_EXERCISE INSTRUCTIONS:_ Transcribe every entry word for word, leaving out all images.

____

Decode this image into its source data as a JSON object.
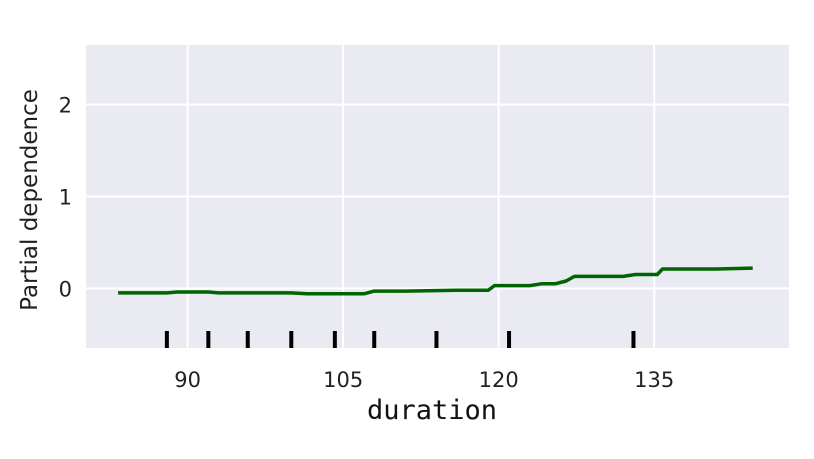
{
  "chart_data": {
    "type": "line",
    "title": "",
    "xlabel": "duration",
    "ylabel": "Partial dependence",
    "xlim": [
      80.2,
      148.0
    ],
    "ylim": [
      -0.65,
      2.65
    ],
    "x_ticks": [
      90,
      105,
      120,
      135
    ],
    "x_tick_labels": [
      "90",
      "105",
      "120",
      "135"
    ],
    "y_ticks": [
      0,
      1,
      2
    ],
    "y_tick_labels": [
      "0",
      "1",
      "2"
    ],
    "grid": true,
    "background": "#eaeaf2",
    "grid_color": "#ffffff",
    "line_color": "#006400",
    "rug_color": "#000000",
    "rug_x": [
      88.0,
      92.0,
      95.8,
      100.0,
      104.2,
      108.0,
      114.0,
      121.0,
      133.0
    ],
    "series": [
      {
        "values": [
          [
            83.3,
            -0.05
          ],
          [
            88.0,
            -0.05
          ],
          [
            89.0,
            -0.04
          ],
          [
            92.0,
            -0.04
          ],
          [
            93.0,
            -0.05
          ],
          [
            100.0,
            -0.05
          ],
          [
            101.5,
            -0.06
          ],
          [
            107.0,
            -0.06
          ],
          [
            108.0,
            -0.03
          ],
          [
            111.0,
            -0.03
          ],
          [
            116.0,
            -0.02
          ],
          [
            119.0,
            -0.02
          ],
          [
            119.6,
            0.03
          ],
          [
            123.0,
            0.03
          ],
          [
            124.2,
            0.05
          ],
          [
            125.5,
            0.05
          ],
          [
            126.5,
            0.08
          ],
          [
            127.3,
            0.13
          ],
          [
            132.0,
            0.13
          ],
          [
            133.2,
            0.15
          ],
          [
            135.3,
            0.15
          ],
          [
            135.8,
            0.21
          ],
          [
            141.0,
            0.21
          ],
          [
            144.5,
            0.22
          ]
        ]
      }
    ]
  }
}
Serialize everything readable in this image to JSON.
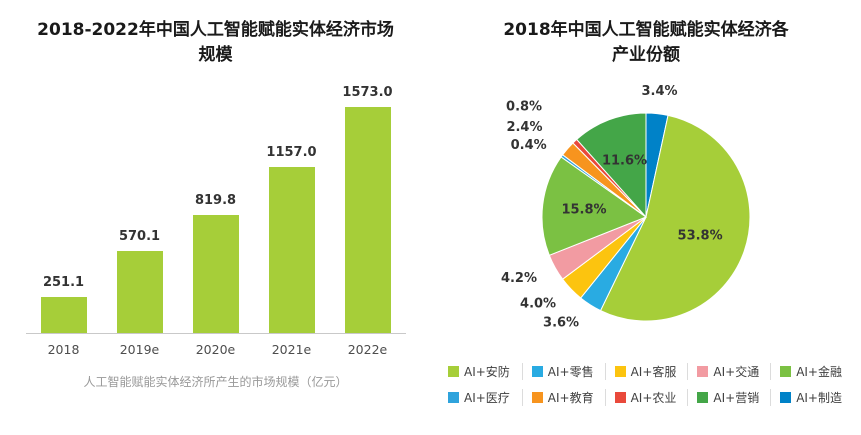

____

_SOLUTION FOR THIS EXERCISE:_
Decode this image into its source data as a JSON object.
{
  "chart_data": {
    "type": "line",
    "title": "",
    "xlabel": "duration",
    "ylabel": "Partial dependence",
    "xlim": [
      80.2,
      148.0
    ],
    "ylim": [
      -0.65,
      2.65
    ],
    "x_ticks": [
      90,
      105,
      120,
      135
    ],
    "x_tick_labels": [
      "90",
      "105",
      "120",
      "135"
    ],
    "y_ticks": [
      0,
      1,
      2
    ],
    "y_tick_labels": [
      "0",
      "1",
      "2"
    ],
    "grid": true,
    "background": "#eaeaf2",
    "grid_color": "#ffffff",
    "line_color": "#006400",
    "rug_color": "#000000",
    "rug_x": [
      88.0,
      92.0,
      95.8,
      100.0,
      104.2,
      108.0,
      114.0,
      121.0,
      133.0
    ],
    "series": [
      {
        "values": [
          [
            83.3,
            -0.05
          ],
          [
            88.0,
            -0.05
          ],
          [
            89.0,
            -0.04
          ],
          [
            92.0,
            -0.04
          ],
          [
            93.0,
            -0.05
          ],
          [
            100.0,
            -0.05
          ],
          [
            101.5,
            -0.06
          ],
          [
            107.0,
            -0.06
          ],
          [
            108.0,
            -0.03
          ],
          [
            111.0,
            -0.03
          ],
          [
            116.0,
            -0.02
          ],
          [
            119.0,
            -0.02
          ],
          [
            119.6,
            0.03
          ],
          [
            123.0,
            0.03
          ],
          [
            124.2,
            0.05
          ],
          [
            125.5,
            0.05
          ],
          [
            126.5,
            0.08
          ],
          [
            127.3,
            0.13
          ],
          [
            132.0,
            0.13
          ],
          [
            133.2,
            0.15
          ],
          [
            135.3,
            0.15
          ],
          [
            135.8,
            0.21
          ],
          [
            141.0,
            0.21
          ],
          [
            144.5,
            0.22
          ]
        ]
      }
    ]
  }
}
Serialize everything readable in this image to JSON.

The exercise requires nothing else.